Records:
• • •

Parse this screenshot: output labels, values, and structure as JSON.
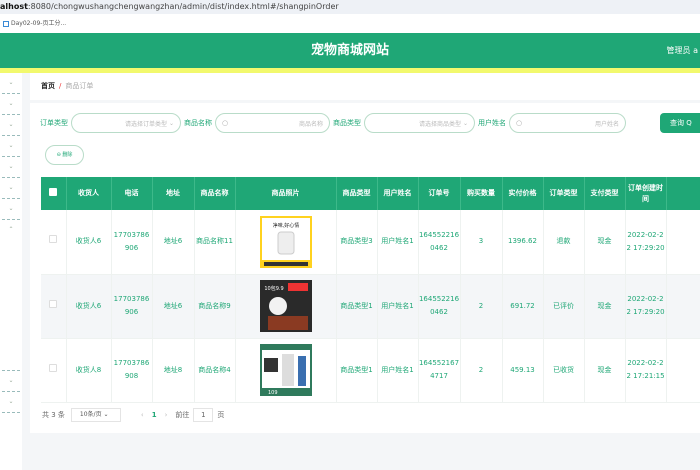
{
  "browser": {
    "url_host": "alhost",
    "url_rest": ":8080/chongwushangchengwangzhan/admin/dist/index.html#/shangpinOrder",
    "bookmark": "Day02-09-页工分..."
  },
  "header": {
    "title": "宠物商城网站",
    "user": "管理员 a"
  },
  "breadcrumb": {
    "home": "首页",
    "sep": "/",
    "current": "商品订单"
  },
  "search": {
    "order_type_label": "订单类型",
    "order_type_placeholder": "请选择订单类型",
    "product_name_label": "商品名称",
    "product_name_placeholder": "商品名称",
    "product_type_label": "商品类型",
    "product_type_placeholder": "请选择商品类型",
    "user_name_label": "用户姓名",
    "user_name_placeholder": "用户姓名",
    "query_label": "查询"
  },
  "actions": {
    "delete_label": "删除"
  },
  "table": {
    "headers": [
      "收货人",
      "电话",
      "地址",
      "商品名称",
      "商品照片",
      "商品类型",
      "用户姓名",
      "订单号",
      "购买数量",
      "实付价格",
      "订单类型",
      "支付类型",
      "订单创建时间"
    ],
    "rows": [
      {
        "receiver": "收货人6",
        "phone": "17703786906",
        "address": "地址6",
        "product_name": "商品名称11",
        "photo_text": "净味,好心情",
        "product_type": "商品类型3",
        "user_name": "用户姓名1",
        "order_no": "1645522160462",
        "quantity": "3",
        "price": "1396.62",
        "order_type": "退款",
        "pay_type": "现金",
        "created": "2022-02-22 17:29:20"
      },
      {
        "receiver": "收货人6",
        "phone": "17703786906",
        "address": "地址6",
        "product_name": "商品名称9",
        "photo_text": "10包9.9",
        "product_type": "商品类型1",
        "user_name": "用户姓名1",
        "order_no": "1645522160462",
        "quantity": "2",
        "price": "691.72",
        "order_type": "已评价",
        "pay_type": "现金",
        "created": "2022-02-22 17:29:20"
      },
      {
        "receiver": "收货人8",
        "phone": "17703786908",
        "address": "地址8",
        "product_name": "商品名称4",
        "photo_text": "109",
        "product_type": "商品类型1",
        "user_name": "用户姓名1",
        "order_no": "1645521674717",
        "quantity": "2",
        "price": "459.13",
        "order_type": "已收货",
        "pay_type": "现金",
        "created": "2022-02-22 17:21:15"
      }
    ]
  },
  "pager": {
    "total": "共 3 条",
    "page_size": "10条/页",
    "current_page": "1",
    "goto_label": "前往",
    "goto_value": "1",
    "page_unit": "页"
  },
  "colors": {
    "primary": "#1fa776",
    "stripe": "#f2f96d"
  }
}
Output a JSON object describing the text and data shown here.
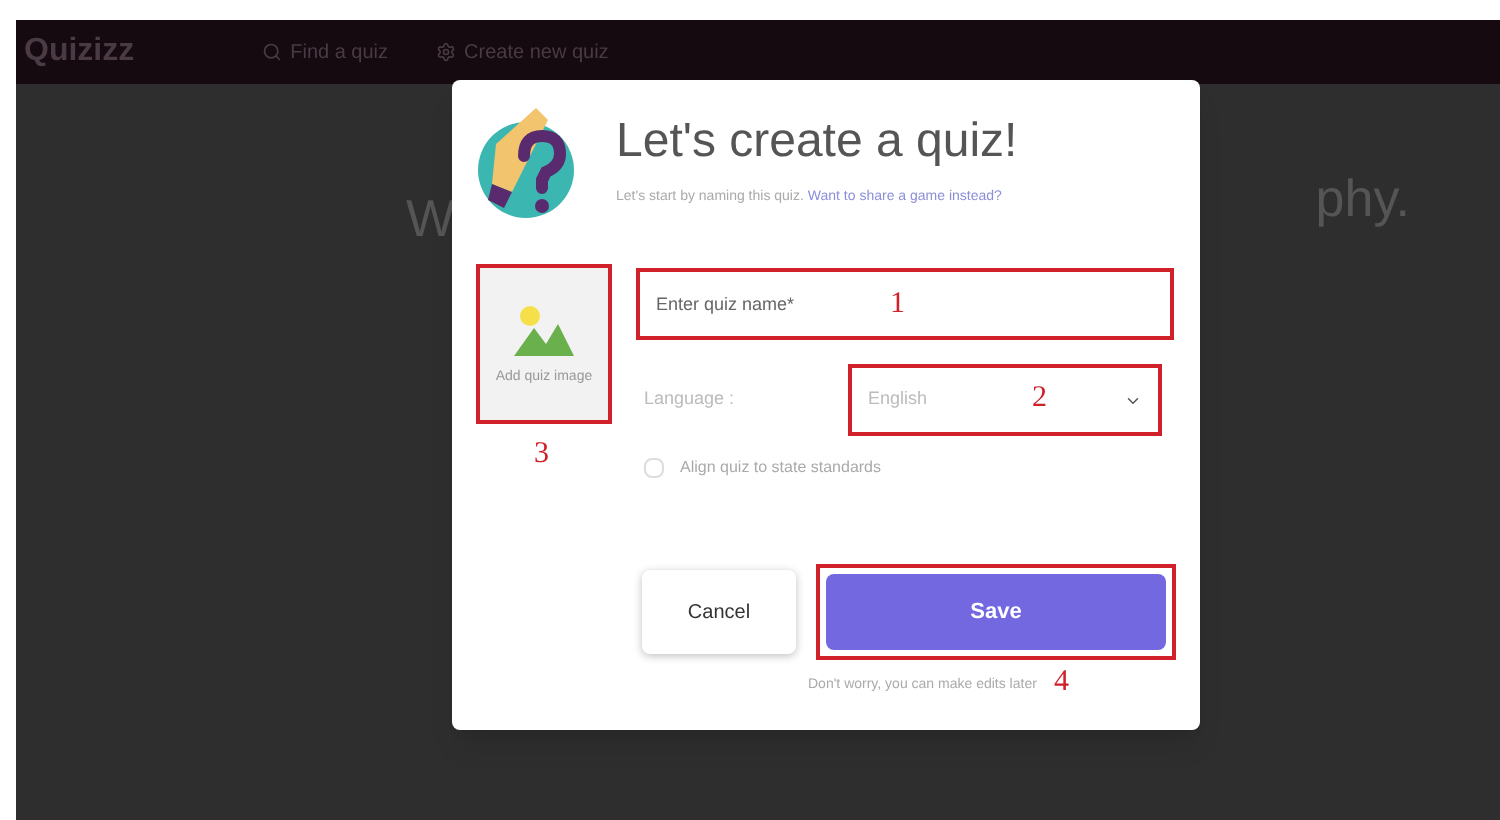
{
  "navbar": {
    "logo": "Quizizz",
    "links": [
      {
        "label": "Find a quiz"
      },
      {
        "label": "Create new quiz"
      }
    ]
  },
  "background": {
    "heading_left": "W",
    "heading_right": "phy."
  },
  "dialog": {
    "title": "Let's create a quiz!",
    "subtitle": "Let's start by naming this quiz.",
    "subtitle_link": "Want to share a game instead?",
    "image_upload": {
      "label": "Add quiz image",
      "annotation": "3"
    },
    "name_field": {
      "placeholder": "Enter quiz name*",
      "annotation": "1"
    },
    "language": {
      "label": "Language :",
      "value": "English",
      "annotation": "2"
    },
    "standards": {
      "label": "Align quiz to state standards",
      "checked": false
    },
    "cancel": "Cancel",
    "save": {
      "label": "Save",
      "annotation": "4"
    },
    "footnote": "Don't worry, you can make edits later"
  }
}
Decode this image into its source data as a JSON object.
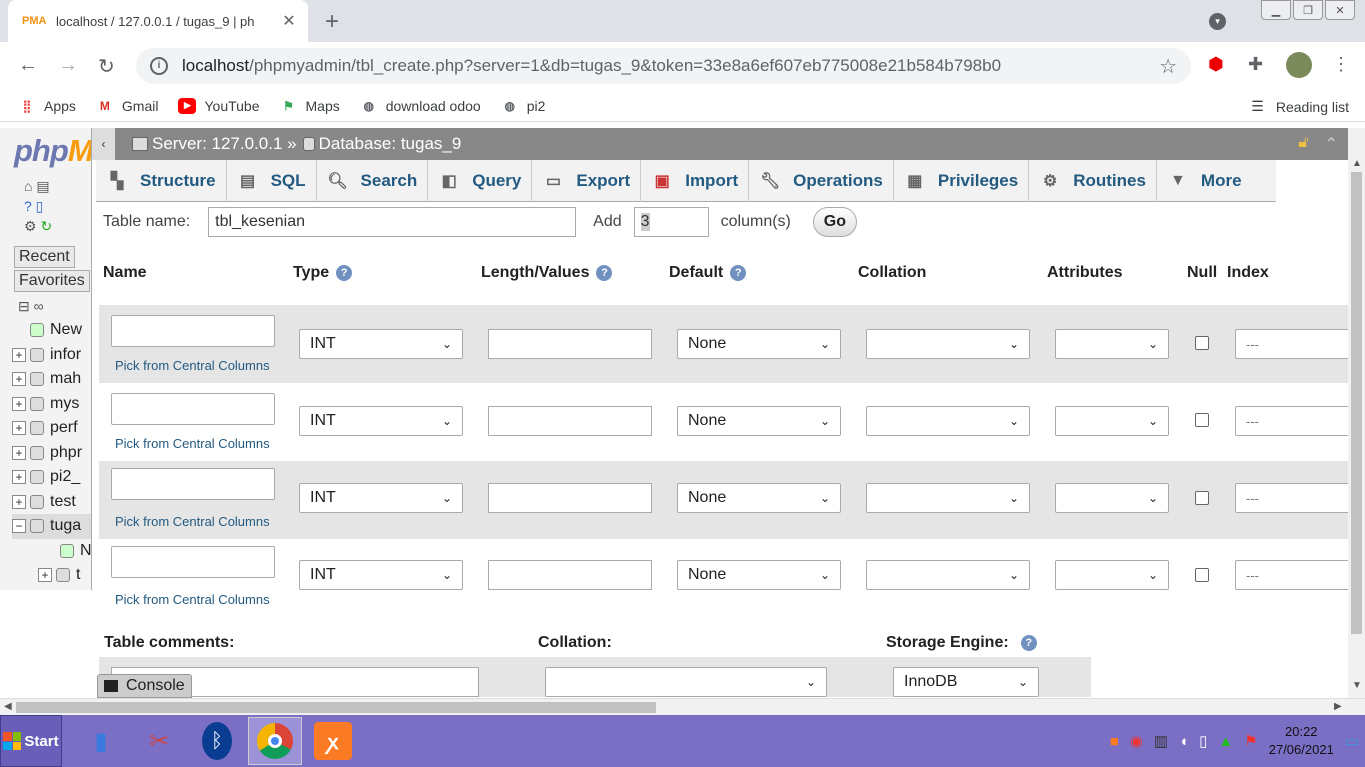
{
  "browser": {
    "tab_title": "localhost / 127.0.0.1 / tugas_9 | ph",
    "tab_icon": "PMA",
    "address_host": "localhost",
    "address_path": "/phpmyadmin/tbl_create.php?server=1&db=tugas_9&token=33e8a6ef607eb775008e21b584b798b0",
    "bookmarks": [
      {
        "label": "Apps",
        "icon": "apps-grid-icon"
      },
      {
        "label": "Gmail",
        "icon": "gmail-icon"
      },
      {
        "label": "YouTube",
        "icon": "youtube-icon"
      },
      {
        "label": "Maps",
        "icon": "maps-icon"
      },
      {
        "label": "download odoo",
        "icon": "globe-icon"
      },
      {
        "label": "pi2",
        "icon": "globe-icon"
      }
    ],
    "reading_list": "Reading list"
  },
  "pma": {
    "logo_a": "php",
    "logo_b": "M",
    "recent": "Recent",
    "favorites": "Favorites",
    "tree": [
      "New",
      "infor",
      "mah",
      "mys",
      "perf",
      "phpr",
      "pi2_",
      "test",
      "tuga",
      "N",
      "t"
    ],
    "breadcrumb_server": "Server: 127.0.0.1 »",
    "breadcrumb_db": "Database: tugas_9",
    "menu": [
      {
        "label": "Structure",
        "icon": "structure-icon"
      },
      {
        "label": "SQL",
        "icon": "sql-icon"
      },
      {
        "label": "Search",
        "icon": "search-icon"
      },
      {
        "label": "Query",
        "icon": "query-icon"
      },
      {
        "label": "Export",
        "icon": "export-icon"
      },
      {
        "label": "Import",
        "icon": "import-icon"
      },
      {
        "label": "Operations",
        "icon": "wrench-icon"
      },
      {
        "label": "Privileges",
        "icon": "privileges-icon"
      },
      {
        "label": "Routines",
        "icon": "routines-icon"
      },
      {
        "label": "More",
        "icon": "chevron-down-icon"
      }
    ],
    "table_name_label": "Table name:",
    "table_name_value": "tbl_kesenian",
    "add_label": "Add",
    "add_value": "3",
    "columns_label": "column(s)",
    "go_label": "Go",
    "headers": {
      "name": "Name",
      "type": "Type",
      "length": "Length/Values",
      "default": "Default",
      "collation": "Collation",
      "attributes": "Attributes",
      "null": "Null",
      "index": "Index"
    },
    "rows": [
      {
        "type": "INT",
        "default": "None",
        "index": "---",
        "pick": "Pick from Central Columns"
      },
      {
        "type": "INT",
        "default": "None",
        "index": "---",
        "pick": "Pick from Central Columns"
      },
      {
        "type": "INT",
        "default": "None",
        "index": "---",
        "pick": "Pick from Central Columns"
      },
      {
        "type": "INT",
        "default": "None",
        "index": "---",
        "pick": "Pick from Central Columns"
      }
    ],
    "table_comments_label": "Table comments:",
    "collation_label": "Collation:",
    "storage_engine_label": "Storage Engine:",
    "storage_engine_value": "InnoDB",
    "console_label": "Console"
  },
  "taskbar": {
    "start_label": "Start",
    "time": "20:22",
    "date": "27/06/2021"
  },
  "colors": {
    "pma_link": "#235a81",
    "taskbar": "#7a6fc4",
    "topbar": "#888888"
  }
}
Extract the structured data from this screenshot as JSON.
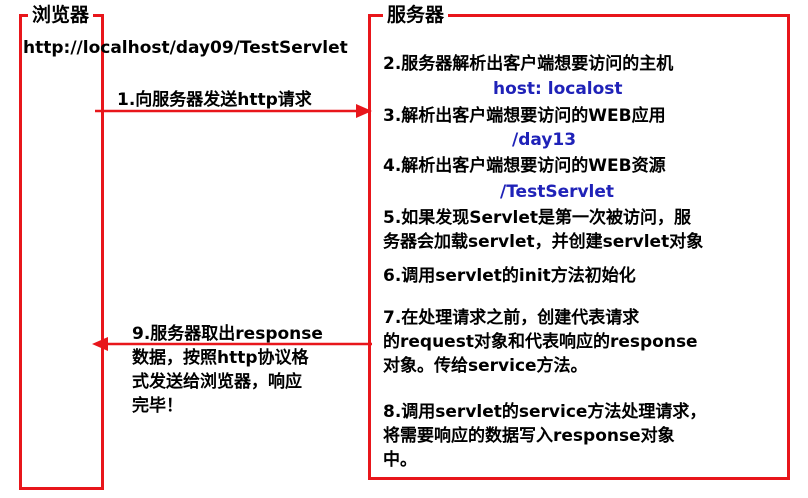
{
  "browser": {
    "title": "浏览器",
    "url": "http://localhost/day09/TestServlet"
  },
  "server": {
    "title": "服务器"
  },
  "arrows": {
    "request_label": "1.向服务器发送http请求",
    "response_lines": [
      "9.服务器取出response",
      "数据，按照http协议格",
      "式发送给浏览器，响应",
      "完毕！"
    ]
  },
  "steps": {
    "s2": "2.服务器解析出客户端想要访问的主机",
    "s2_value": "host: localost",
    "s3": "3.解析出客户端想要访问的WEB应用",
    "s3_value": "/day13",
    "s4": "4.解析出客户端想要访问的WEB资源",
    "s4_value": "/TestServlet",
    "s5_lines": [
      "5.如果发现Servlet是第一次被访问，服",
      "务器会加载servlet，并创建servlet对象"
    ],
    "s6": "6.调用servlet的init方法初始化",
    "s7_lines": [
      "7.在处理请求之前，创建代表请求",
      "的request对象和代表响应的response",
      "对象。传给service方法。"
    ],
    "s8_lines": [
      "8.调用servlet的service方法处理请求，",
      "将需要响应的数据写入response对象",
      "中。"
    ]
  },
  "colors": {
    "border": "#e8161b",
    "arrow": "#e8161b",
    "value_text": "#1f22b8"
  }
}
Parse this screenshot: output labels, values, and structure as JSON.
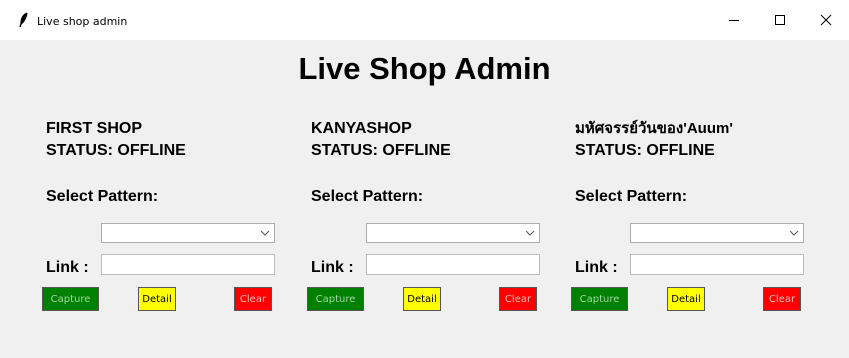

• • •

EXERCISE BRIEF: Output verbatim the lines beginning at the line with "Extract the structured" and ending at the last line of the material above, inclusive. Do not carry over any pictures.

RESULT OF THE TASK:
Extract the structured data from this screenshot as JSON.
{
  "browser": {
    "title": "浏览器",
    "url": "http://localhost/day09/TestServlet"
  },
  "server": {
    "title": "服务器"
  },
  "arrows": {
    "request_label": "1.向服务器发送http请求",
    "response_lines": [
      "9.服务器取出response",
      "数据，按照http协议格",
      "式发送给浏览器，响应",
      "完毕！"
    ]
  },
  "steps": {
    "s2": "2.服务器解析出客户端想要访问的主机",
    "s2_value": "host: localost",
    "s3": "3.解析出客户端想要访问的WEB应用",
    "s3_value": "/day13",
    "s4": "4.解析出客户端想要访问的WEB资源",
    "s4_value": "/TestServlet",
    "s5_lines": [
      "5.如果发现Servlet是第一次被访问，服",
      "务器会加载servlet，并创建servlet对象"
    ],
    "s6": "6.调用servlet的init方法初始化",
    "s7_lines": [
      "7.在处理请求之前，创建代表请求",
      "的request对象和代表响应的response",
      "对象。传给service方法。"
    ],
    "s8_lines": [
      "8.调用servlet的service方法处理请求，",
      "将需要响应的数据写入response对象",
      "中。"
    ]
  },
  "colors": {
    "border": "#e8161b",
    "arrow": "#e8161b",
    "value_text": "#1f22b8"
  }
}
Parse this screenshot: output labels, values, and structure as JSON.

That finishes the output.